--- BEGIN ---

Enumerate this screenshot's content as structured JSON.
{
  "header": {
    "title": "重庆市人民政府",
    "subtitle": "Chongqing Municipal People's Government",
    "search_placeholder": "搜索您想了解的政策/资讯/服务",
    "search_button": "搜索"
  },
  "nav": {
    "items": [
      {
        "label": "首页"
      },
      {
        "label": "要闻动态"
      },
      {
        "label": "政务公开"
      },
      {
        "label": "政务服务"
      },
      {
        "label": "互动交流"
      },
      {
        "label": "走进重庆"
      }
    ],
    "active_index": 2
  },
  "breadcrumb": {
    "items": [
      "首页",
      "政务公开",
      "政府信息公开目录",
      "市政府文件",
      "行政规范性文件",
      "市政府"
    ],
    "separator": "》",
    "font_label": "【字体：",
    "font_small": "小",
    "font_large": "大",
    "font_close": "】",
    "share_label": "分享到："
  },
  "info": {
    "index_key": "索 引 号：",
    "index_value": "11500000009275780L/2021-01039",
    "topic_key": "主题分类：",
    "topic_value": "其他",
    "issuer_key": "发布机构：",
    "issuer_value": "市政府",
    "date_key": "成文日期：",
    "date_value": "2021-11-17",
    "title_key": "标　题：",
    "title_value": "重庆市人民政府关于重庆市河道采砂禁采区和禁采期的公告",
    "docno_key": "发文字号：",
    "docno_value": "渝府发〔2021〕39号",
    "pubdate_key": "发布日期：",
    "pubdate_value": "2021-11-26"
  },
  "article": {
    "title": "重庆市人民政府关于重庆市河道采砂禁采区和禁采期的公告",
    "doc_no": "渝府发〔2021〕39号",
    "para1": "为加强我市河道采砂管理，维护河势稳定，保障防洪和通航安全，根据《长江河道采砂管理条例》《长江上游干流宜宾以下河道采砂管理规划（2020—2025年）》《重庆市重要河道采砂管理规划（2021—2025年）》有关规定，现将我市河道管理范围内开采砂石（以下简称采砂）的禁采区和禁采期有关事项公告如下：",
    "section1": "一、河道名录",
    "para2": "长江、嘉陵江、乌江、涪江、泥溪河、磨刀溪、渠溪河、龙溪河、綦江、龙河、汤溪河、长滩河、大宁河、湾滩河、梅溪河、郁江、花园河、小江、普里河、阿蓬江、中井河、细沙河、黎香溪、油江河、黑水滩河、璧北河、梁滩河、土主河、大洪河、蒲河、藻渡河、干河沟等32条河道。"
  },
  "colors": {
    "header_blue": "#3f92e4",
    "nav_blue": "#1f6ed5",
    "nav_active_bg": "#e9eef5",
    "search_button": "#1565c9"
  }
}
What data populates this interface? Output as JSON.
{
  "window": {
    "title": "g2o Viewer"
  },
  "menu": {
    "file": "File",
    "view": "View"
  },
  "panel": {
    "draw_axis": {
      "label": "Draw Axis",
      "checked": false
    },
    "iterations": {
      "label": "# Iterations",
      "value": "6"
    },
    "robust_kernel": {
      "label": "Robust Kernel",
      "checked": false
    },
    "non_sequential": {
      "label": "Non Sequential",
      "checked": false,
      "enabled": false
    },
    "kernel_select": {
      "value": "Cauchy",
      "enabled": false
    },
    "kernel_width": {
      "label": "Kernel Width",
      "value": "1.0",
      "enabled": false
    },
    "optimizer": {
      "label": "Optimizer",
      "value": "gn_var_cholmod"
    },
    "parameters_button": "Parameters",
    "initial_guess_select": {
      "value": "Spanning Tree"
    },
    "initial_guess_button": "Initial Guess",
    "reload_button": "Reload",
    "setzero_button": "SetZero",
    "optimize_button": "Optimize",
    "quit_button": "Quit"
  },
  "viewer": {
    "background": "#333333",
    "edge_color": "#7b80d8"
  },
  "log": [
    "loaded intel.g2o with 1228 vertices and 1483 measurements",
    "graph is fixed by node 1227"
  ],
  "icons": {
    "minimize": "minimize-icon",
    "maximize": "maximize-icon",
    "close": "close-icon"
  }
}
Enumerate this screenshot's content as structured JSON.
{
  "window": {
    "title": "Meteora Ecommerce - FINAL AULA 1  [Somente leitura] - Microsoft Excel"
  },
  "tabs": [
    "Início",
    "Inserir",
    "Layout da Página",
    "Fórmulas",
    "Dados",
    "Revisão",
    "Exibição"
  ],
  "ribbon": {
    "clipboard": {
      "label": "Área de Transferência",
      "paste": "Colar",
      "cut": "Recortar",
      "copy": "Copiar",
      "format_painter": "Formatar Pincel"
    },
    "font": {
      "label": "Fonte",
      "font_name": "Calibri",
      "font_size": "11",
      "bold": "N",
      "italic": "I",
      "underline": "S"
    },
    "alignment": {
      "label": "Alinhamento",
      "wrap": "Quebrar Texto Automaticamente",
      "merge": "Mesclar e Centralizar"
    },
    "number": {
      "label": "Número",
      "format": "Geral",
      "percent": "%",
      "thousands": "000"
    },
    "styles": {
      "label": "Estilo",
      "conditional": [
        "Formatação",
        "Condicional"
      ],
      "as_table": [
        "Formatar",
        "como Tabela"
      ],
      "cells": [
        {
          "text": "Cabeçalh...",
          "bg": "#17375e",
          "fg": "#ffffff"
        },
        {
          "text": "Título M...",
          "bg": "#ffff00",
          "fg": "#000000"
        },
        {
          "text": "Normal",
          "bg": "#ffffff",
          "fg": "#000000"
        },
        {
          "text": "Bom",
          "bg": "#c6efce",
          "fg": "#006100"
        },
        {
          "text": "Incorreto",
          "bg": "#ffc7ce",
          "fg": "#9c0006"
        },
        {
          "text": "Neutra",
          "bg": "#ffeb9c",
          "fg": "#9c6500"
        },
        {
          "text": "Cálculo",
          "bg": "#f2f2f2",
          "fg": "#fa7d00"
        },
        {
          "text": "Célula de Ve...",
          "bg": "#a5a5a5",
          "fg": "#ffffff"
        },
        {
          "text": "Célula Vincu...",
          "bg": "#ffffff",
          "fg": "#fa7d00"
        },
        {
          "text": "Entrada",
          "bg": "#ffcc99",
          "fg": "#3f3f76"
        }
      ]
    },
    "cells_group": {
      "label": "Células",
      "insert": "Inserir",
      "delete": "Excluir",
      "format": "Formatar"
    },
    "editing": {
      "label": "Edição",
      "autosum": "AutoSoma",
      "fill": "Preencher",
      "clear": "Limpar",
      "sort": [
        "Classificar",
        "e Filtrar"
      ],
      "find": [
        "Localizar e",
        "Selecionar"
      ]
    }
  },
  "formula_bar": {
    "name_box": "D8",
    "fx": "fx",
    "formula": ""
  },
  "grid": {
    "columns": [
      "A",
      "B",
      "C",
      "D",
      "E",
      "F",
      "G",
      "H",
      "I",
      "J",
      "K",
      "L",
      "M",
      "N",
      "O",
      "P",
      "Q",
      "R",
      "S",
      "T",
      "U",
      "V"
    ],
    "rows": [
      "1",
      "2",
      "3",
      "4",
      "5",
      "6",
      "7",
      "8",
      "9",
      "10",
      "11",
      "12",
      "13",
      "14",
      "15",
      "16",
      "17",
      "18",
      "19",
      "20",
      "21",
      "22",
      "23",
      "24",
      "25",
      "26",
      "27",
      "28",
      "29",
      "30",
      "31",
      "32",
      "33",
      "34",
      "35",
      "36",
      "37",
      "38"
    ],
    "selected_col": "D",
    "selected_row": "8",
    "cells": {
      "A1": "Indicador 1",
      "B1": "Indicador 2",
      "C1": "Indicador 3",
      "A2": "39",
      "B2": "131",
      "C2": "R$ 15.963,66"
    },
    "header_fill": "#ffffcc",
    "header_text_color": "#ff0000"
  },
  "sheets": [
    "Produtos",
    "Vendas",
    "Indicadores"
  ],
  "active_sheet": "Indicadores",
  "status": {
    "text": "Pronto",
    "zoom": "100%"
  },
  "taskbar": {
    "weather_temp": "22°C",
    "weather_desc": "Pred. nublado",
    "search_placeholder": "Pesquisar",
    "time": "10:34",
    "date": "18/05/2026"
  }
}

--- END ---
--- BEGIN ---

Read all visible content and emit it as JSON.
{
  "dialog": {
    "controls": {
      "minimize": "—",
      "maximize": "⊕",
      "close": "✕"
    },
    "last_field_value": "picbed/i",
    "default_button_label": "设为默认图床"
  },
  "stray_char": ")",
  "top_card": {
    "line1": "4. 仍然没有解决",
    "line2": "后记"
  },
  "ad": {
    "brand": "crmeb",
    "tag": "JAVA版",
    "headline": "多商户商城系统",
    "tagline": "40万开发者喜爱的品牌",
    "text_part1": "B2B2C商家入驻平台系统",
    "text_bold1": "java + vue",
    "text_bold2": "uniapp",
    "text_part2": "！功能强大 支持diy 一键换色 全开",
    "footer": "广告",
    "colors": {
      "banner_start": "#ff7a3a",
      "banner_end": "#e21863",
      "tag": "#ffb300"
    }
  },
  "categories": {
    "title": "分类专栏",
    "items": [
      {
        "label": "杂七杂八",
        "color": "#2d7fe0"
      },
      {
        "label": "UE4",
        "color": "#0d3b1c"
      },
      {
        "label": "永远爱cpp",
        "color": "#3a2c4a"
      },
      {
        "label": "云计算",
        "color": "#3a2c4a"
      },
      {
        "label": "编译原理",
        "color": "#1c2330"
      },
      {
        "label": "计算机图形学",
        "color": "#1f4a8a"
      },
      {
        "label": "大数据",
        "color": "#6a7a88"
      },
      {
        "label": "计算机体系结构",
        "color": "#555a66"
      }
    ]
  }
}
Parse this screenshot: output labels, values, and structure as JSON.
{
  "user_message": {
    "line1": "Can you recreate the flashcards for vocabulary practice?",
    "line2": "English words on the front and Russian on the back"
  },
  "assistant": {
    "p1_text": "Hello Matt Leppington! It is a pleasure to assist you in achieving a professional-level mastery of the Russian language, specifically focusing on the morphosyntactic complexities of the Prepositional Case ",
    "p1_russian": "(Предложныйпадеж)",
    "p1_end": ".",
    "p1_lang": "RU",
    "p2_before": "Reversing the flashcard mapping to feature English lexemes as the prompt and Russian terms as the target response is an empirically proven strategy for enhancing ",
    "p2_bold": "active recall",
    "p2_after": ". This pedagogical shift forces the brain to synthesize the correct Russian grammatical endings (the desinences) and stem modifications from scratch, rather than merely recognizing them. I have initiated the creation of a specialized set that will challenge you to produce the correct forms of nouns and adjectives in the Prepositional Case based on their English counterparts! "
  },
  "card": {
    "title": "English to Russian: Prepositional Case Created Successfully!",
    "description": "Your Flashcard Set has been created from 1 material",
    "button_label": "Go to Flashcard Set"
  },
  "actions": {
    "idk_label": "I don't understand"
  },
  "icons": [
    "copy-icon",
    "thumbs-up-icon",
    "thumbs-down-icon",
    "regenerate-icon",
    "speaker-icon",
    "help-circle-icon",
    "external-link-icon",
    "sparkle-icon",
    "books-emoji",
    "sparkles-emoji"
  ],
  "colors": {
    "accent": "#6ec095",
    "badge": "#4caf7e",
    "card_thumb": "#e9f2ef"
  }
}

--- END ---

Keep only the lines that hold the string "Formatar", and copy them out.

» **SOLUTION TO THIS PROBLEM**:
      "format_painter": "Formatar Pincel"
        "Formatar",
      "format": "Formatar"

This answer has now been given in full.